▼

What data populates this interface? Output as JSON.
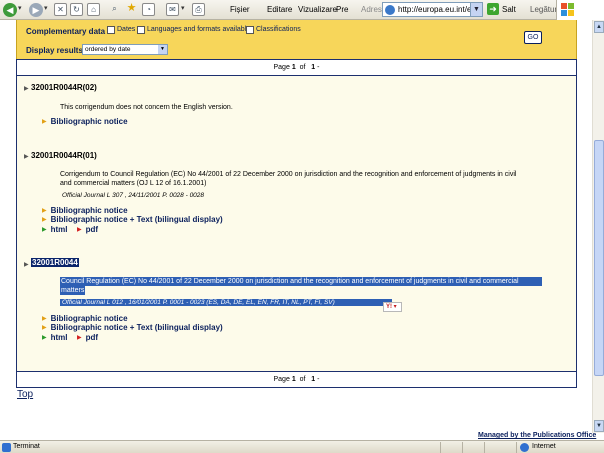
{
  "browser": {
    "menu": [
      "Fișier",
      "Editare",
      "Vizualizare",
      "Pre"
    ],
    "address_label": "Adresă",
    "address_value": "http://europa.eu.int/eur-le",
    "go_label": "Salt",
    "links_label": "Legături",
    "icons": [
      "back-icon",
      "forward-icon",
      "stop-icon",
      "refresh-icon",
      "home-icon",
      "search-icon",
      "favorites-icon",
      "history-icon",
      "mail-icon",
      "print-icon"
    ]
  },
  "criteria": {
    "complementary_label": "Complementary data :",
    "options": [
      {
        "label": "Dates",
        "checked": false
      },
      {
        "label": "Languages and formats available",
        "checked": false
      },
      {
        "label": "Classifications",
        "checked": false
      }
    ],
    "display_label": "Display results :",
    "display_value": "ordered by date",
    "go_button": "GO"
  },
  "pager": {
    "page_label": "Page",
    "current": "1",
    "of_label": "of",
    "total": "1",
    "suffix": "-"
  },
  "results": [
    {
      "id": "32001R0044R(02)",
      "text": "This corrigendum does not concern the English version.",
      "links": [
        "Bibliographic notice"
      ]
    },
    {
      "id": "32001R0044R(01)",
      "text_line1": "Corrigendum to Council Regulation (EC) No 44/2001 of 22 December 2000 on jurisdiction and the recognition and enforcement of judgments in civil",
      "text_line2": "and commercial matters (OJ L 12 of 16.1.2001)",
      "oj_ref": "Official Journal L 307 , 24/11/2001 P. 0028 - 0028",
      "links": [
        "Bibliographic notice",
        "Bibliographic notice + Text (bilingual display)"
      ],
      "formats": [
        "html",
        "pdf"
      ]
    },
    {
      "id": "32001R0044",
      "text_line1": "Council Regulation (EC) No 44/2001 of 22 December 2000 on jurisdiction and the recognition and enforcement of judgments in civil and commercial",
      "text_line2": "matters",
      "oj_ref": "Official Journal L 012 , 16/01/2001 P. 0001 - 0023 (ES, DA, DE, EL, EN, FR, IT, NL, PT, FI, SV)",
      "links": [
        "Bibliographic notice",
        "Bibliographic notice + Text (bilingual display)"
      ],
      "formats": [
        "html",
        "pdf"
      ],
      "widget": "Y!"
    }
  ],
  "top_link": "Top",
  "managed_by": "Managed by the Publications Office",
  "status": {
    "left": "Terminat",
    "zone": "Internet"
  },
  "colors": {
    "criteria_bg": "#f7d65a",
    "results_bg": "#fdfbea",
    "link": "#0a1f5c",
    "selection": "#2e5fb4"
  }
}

▲

**STATED EXERCISE**
Identify and list each line with the word "Official".

**FINAL RESULT**
      "oj_ref": "Official Journal L 307 , 24/11/2001 P. 0028 - 0028",
      "oj_ref": "Official Journal L 012 , 16/01/2001 P. 0001 - 0023 (ES, DA, DE, EL, EN, FR, IT, NL, PT, FI, SV)",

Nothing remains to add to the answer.